*Short exercise:* Return the listing word for word, as given.

* Start Provided data *

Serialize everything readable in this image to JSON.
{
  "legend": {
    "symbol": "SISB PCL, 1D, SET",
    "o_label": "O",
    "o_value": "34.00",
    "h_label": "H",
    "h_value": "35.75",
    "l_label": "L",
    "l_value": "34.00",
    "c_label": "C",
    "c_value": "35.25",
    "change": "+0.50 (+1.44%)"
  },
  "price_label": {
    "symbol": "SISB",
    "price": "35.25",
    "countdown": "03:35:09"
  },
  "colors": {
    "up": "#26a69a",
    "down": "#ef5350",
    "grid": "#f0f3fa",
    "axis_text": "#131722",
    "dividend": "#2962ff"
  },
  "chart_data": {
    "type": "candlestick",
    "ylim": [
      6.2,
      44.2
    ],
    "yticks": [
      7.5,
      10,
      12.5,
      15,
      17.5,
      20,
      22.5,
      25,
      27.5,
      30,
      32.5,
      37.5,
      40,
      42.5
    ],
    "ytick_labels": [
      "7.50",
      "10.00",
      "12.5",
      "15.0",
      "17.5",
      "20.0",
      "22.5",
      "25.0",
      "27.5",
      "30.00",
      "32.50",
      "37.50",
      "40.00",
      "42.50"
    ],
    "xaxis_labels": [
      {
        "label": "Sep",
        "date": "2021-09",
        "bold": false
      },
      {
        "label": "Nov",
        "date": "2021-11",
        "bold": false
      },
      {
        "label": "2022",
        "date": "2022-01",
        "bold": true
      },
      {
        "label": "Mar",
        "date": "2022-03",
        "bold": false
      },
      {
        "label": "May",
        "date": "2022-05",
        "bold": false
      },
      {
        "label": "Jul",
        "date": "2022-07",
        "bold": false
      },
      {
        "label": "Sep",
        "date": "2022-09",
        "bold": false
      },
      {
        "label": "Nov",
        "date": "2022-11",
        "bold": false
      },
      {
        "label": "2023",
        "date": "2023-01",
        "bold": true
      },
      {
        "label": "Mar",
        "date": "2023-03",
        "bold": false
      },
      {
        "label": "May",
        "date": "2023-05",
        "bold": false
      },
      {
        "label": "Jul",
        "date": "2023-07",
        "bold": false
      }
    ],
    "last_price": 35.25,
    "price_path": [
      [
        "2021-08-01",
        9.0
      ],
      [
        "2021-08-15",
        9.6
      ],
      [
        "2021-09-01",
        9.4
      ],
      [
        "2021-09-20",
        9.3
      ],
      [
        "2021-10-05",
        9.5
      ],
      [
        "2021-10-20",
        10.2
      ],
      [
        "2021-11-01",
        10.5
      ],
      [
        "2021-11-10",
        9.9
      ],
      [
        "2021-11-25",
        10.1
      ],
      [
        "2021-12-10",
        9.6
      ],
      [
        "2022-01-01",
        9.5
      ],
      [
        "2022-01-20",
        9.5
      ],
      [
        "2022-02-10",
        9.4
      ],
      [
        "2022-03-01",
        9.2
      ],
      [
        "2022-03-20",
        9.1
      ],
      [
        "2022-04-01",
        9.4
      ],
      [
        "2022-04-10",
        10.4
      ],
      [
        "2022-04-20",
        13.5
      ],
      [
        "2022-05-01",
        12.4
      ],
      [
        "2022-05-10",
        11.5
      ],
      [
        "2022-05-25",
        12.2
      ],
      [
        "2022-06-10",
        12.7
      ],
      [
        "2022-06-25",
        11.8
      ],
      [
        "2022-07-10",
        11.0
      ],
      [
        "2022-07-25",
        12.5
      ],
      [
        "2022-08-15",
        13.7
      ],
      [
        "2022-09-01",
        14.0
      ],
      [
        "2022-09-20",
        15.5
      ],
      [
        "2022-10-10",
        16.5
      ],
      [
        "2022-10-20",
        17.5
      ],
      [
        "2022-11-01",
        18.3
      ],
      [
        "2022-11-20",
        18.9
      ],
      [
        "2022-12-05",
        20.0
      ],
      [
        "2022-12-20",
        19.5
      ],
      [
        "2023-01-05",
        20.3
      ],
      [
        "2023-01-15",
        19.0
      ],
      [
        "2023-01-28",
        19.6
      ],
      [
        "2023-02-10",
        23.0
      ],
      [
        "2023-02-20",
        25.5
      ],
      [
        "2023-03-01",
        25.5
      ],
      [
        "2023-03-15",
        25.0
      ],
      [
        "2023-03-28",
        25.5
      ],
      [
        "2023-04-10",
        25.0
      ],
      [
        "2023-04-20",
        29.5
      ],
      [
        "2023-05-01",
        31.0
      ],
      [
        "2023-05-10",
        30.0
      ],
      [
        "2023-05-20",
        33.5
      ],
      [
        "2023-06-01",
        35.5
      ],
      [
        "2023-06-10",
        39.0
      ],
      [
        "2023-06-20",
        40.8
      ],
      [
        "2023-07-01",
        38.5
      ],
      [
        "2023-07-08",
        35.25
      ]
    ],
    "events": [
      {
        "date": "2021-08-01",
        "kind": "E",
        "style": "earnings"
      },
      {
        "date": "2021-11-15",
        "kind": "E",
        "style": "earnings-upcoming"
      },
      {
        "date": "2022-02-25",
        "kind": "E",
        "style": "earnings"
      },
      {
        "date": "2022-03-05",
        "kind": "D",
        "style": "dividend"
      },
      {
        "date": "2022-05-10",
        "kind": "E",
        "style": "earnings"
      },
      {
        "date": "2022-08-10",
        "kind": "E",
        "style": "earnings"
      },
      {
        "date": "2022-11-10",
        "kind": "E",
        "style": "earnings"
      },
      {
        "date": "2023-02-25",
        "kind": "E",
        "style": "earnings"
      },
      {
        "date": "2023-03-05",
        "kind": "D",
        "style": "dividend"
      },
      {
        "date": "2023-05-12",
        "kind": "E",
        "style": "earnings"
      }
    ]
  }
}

* End Provided data *

*Response to this task:*
Serialize everything readable in this image to JSON.
{
  "legend": {
    "symbol": "SISB PCL, 1D, SET",
    "o_label": "O",
    "o_value": "34.00",
    "h_label": "H",
    "h_value": "35.75",
    "l_label": "L",
    "l_value": "34.00",
    "c_label": "C",
    "c_value": "35.25",
    "change": "+0.50 (+1.44%)"
  },
  "price_label": {
    "symbol": "SISB",
    "price": "35.25",
    "countdown": "03:35:09"
  },
  "colors": {
    "up": "#26a69a",
    "down": "#ef5350",
    "grid": "#f0f3fa",
    "axis_text": "#131722",
    "dividend": "#2962ff"
  },
  "chart_data": {
    "type": "candlestick",
    "ylim": [
      6.2,
      44.2
    ],
    "yticks": [
      7.5,
      10,
      12.5,
      15,
      17.5,
      20,
      22.5,
      25,
      27.5,
      30,
      32.5,
      37.5,
      40,
      42.5
    ],
    "ytick_labels": [
      "7.50",
      "10.00",
      "12.5",
      "15.0",
      "17.5",
      "20.0",
      "22.5",
      "25.0",
      "27.5",
      "30.00",
      "32.50",
      "37.50",
      "40.00",
      "42.50"
    ],
    "xaxis_labels": [
      {
        "label": "Sep",
        "date": "2021-09",
        "bold": false
      },
      {
        "label": "Nov",
        "date": "2021-11",
        "bold": false
      },
      {
        "label": "2022",
        "date": "2022-01",
        "bold": true
      },
      {
        "label": "Mar",
        "date": "2022-03",
        "bold": false
      },
      {
        "label": "May",
        "date": "2022-05",
        "bold": false
      },
      {
        "label": "Jul",
        "date": "2022-07",
        "bold": false
      },
      {
        "label": "Sep",
        "date": "2022-09",
        "bold": false
      },
      {
        "label": "Nov",
        "date": "2022-11",
        "bold": false
      },
      {
        "label": "2023",
        "date": "2023-01",
        "bold": true
      },
      {
        "label": "Mar",
        "date": "2023-03",
        "bold": false
      },
      {
        "label": "May",
        "date": "2023-05",
        "bold": false
      },
      {
        "label": "Jul",
        "date": "2023-07",
        "bold": false
      }
    ],
    "last_price": 35.25,
    "price_path": [
      [
        "2021-08-01",
        9.0
      ],
      [
        "2021-08-15",
        9.6
      ],
      [
        "2021-09-01",
        9.4
      ],
      [
        "2021-09-20",
        9.3
      ],
      [
        "2021-10-05",
        9.5
      ],
      [
        "2021-10-20",
        10.2
      ],
      [
        "2021-11-01",
        10.5
      ],
      [
        "2021-11-10",
        9.9
      ],
      [
        "2021-11-25",
        10.1
      ],
      [
        "2021-12-10",
        9.6
      ],
      [
        "2022-01-01",
        9.5
      ],
      [
        "2022-01-20",
        9.5
      ],
      [
        "2022-02-10",
        9.4
      ],
      [
        "2022-03-01",
        9.2
      ],
      [
        "2022-03-20",
        9.1
      ],
      [
        "2022-04-01",
        9.4
      ],
      [
        "2022-04-10",
        10.4
      ],
      [
        "2022-04-20",
        13.5
      ],
      [
        "2022-05-01",
        12.4
      ],
      [
        "2022-05-10",
        11.5
      ],
      [
        "2022-05-25",
        12.2
      ],
      [
        "2022-06-10",
        12.7
      ],
      [
        "2022-06-25",
        11.8
      ],
      [
        "2022-07-10",
        11.0
      ],
      [
        "2022-07-25",
        12.5
      ],
      [
        "2022-08-15",
        13.7
      ],
      [
        "2022-09-01",
        14.0
      ],
      [
        "2022-09-20",
        15.5
      ],
      [
        "2022-10-10",
        16.5
      ],
      [
        "2022-10-20",
        17.5
      ],
      [
        "2022-11-01",
        18.3
      ],
      [
        "2022-11-20",
        18.9
      ],
      [
        "2022-12-05",
        20.0
      ],
      [
        "2022-12-20",
        19.5
      ],
      [
        "2023-01-05",
        20.3
      ],
      [
        "2023-01-15",
        19.0
      ],
      [
        "2023-01-28",
        19.6
      ],
      [
        "2023-02-10",
        23.0
      ],
      [
        "2023-02-20",
        25.5
      ],
      [
        "2023-03-01",
        25.5
      ],
      [
        "2023-03-15",
        25.0
      ],
      [
        "2023-03-28",
        25.5
      ],
      [
        "2023-04-10",
        25.0
      ],
      [
        "2023-04-20",
        29.5
      ],
      [
        "2023-05-01",
        31.0
      ],
      [
        "2023-05-10",
        30.0
      ],
      [
        "2023-05-20",
        33.5
      ],
      [
        "2023-06-01",
        35.5
      ],
      [
        "2023-06-10",
        39.0
      ],
      [
        "2023-06-20",
        40.8
      ],
      [
        "2023-07-01",
        38.5
      ],
      [
        "2023-07-08",
        35.25
      ]
    ],
    "events": [
      {
        "date": "2021-08-01",
        "kind": "E",
        "style": "earnings"
      },
      {
        "date": "2021-11-15",
        "kind": "E",
        "style": "earnings-upcoming"
      },
      {
        "date": "2022-02-25",
        "kind": "E",
        "style": "earnings"
      },
      {
        "date": "2022-03-05",
        "kind": "D",
        "style": "dividend"
      },
      {
        "date": "2022-05-10",
        "kind": "E",
        "style": "earnings"
      },
      {
        "date": "2022-08-10",
        "kind": "E",
        "style": "earnings"
      },
      {
        "date": "2022-11-10",
        "kind": "E",
        "style": "earnings"
      },
      {
        "date": "2023-02-25",
        "kind": "E",
        "style": "earnings"
      },
      {
        "date": "2023-03-05",
        "kind": "D",
        "style": "dividend"
      },
      {
        "date": "2023-05-12",
        "kind": "E",
        "style": "earnings"
      }
    ]
  }
}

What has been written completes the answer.